§ **WHAT YOU NEED TO DO**:
a – Summarize the article on Kalshi below in two sentences.
b – Answer these questions from the article on Kalshi below, one line each:
(i) What position was Donald Trump Jr. hired into at Kalshi?
(ii) What share of Kalshi's volume do sports contracts still make up?
(iii) How fast are tech layoff contracts growing week over week?
c – Reproduce the part of the article on Kalshi below that opens with the words "Mansour defended that" and closes with "by artificial intelligence.".

§ **TEXT PROVIDED**:
________________________
Tarek Mansour, CEO of prediction market exchange Kalshi, says Donald Trump Jr. has never made a regulatory ask on the platform’s behalf, pushing back on conflict-of-interest concerns as monthly trading volume surges past $12 billion.
Trump Jr. was hired as a Kalshi strategic advisor shortly after inauguration day.
He is also an investor and advisor to rival Polymarket. “We have never asked for any favors and he has never done anything, any regulatory ask, nothing like that,” Mansour said in a new interview.
Sports Share Is Falling, But That’s The Point
Sports contracts still make up roughly 70% of volume, down from over 90% recently.
Mansour defended that remaining share directly: sports betting, he argued, works like options in traditional markets, generating the liquidity that makes Kalshi’s economics and politics contracts viable.
Kalshi co-founder Luana Lopes Lara flagged tech layoff contracts as among the fastest-growing markets, up over 20% week over week.
She highlighted a market on the so-called Citrini AI doomsday scenario, which models mass job displacement driven by artificial intelligence.
________________________
§ **EXTRACTED RECORDS**:

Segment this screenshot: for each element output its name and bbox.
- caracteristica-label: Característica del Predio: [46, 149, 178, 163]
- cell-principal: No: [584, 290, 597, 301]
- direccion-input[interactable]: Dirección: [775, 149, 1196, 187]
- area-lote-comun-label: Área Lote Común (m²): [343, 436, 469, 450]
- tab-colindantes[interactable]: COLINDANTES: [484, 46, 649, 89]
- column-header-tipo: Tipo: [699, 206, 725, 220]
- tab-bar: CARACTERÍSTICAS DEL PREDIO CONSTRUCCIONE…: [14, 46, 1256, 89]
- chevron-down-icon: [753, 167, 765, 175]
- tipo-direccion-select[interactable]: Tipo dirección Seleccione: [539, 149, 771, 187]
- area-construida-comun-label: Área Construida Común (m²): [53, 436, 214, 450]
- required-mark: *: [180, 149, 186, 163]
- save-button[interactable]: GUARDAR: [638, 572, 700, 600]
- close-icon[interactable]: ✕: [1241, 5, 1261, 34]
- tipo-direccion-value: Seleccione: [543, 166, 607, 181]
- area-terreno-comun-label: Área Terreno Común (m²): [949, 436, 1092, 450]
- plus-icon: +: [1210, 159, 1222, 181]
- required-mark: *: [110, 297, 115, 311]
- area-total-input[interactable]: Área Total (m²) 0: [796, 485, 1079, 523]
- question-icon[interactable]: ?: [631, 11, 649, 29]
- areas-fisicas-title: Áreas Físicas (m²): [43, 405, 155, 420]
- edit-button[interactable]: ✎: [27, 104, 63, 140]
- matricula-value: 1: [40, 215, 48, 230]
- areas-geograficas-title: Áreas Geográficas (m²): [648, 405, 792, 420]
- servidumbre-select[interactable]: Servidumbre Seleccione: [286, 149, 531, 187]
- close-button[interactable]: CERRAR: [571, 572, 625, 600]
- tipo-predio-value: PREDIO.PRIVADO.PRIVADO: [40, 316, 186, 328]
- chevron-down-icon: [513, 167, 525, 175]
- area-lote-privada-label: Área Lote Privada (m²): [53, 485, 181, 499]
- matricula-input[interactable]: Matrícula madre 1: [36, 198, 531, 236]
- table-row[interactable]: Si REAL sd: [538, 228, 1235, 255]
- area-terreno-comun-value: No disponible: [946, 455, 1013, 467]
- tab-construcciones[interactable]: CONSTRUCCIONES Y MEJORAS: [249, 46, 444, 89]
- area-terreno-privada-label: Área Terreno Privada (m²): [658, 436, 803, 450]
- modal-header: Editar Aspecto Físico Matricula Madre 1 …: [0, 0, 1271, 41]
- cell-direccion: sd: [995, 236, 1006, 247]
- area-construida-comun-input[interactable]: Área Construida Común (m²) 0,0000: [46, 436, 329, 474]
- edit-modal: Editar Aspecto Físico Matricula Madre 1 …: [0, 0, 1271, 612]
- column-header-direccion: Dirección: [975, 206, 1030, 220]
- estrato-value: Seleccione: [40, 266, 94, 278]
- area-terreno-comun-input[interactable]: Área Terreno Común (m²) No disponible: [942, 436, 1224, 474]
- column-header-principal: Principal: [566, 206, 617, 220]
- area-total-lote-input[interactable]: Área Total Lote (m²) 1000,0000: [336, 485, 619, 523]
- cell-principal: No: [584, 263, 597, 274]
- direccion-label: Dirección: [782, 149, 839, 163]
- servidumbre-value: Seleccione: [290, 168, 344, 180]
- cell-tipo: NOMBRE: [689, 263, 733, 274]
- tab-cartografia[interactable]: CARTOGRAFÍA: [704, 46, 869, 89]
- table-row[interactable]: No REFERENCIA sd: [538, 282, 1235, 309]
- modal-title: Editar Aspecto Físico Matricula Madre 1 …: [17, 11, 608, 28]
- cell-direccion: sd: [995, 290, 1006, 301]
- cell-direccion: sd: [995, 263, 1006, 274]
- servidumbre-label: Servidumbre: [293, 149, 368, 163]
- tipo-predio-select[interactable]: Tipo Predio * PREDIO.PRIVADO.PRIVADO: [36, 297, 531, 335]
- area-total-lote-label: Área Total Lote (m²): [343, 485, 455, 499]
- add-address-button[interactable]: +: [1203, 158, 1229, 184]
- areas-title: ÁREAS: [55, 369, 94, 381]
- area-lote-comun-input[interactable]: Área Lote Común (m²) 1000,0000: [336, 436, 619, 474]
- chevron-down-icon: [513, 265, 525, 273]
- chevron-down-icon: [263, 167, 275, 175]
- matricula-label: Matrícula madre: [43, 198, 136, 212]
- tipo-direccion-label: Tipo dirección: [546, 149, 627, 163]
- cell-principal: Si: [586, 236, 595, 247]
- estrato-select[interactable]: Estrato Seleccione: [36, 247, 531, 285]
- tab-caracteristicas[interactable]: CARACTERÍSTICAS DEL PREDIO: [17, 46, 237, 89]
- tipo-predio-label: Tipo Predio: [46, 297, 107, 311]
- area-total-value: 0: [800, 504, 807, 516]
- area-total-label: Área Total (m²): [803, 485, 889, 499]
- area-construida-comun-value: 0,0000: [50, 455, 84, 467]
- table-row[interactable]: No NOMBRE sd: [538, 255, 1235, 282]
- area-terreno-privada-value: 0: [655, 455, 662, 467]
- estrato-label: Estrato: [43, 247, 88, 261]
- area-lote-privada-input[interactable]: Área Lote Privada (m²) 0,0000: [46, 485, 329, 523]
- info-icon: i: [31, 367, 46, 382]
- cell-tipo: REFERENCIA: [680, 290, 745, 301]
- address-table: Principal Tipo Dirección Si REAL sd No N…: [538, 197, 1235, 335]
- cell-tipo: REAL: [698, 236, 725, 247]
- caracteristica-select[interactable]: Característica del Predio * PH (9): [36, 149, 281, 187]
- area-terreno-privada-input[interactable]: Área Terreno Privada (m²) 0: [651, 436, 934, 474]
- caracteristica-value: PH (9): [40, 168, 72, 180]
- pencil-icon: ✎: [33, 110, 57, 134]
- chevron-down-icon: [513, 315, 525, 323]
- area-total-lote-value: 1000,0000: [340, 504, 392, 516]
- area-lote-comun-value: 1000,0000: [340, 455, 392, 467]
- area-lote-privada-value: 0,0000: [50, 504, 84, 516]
________________________
§ **ANSWERS GIVEN**:
a – Kalshi CEO Tarek Mansour says Donald Trump Jr., hired as a strategic advisor shortly after inauguration day, has never made a regulatory ask on the platform's behalf, pushing back on conflict-of-interest concerns as monthly trading volume surges past $12 billion. Sports contracts have fallen to roughly 70% of volume, a share Mansour defends as a source of liquidity for other markets, while co-founder Luana Lopes Lara points to tech layoff contracts as among the fastest-growing markets.

b –
(i) Strategic advisor.
(ii) Roughly 70%, down from over 90% recently.
(iii) Up over 20% week over week.

c –
Mansour defended that remaining share directly: sports betting, he argued, works like options in traditional markets, generating the liquidity that makes Kalshi’s economics and politics contracts viable.
Kalshi co-founder Luana Lopes Lara flagged tech layoff contracts as among the fastest-growing markets, up over 20% week over week.
She highlighted a market on the so-called Citrini AI doomsday scenario, which models mass job displacement driven by artificial intelligence.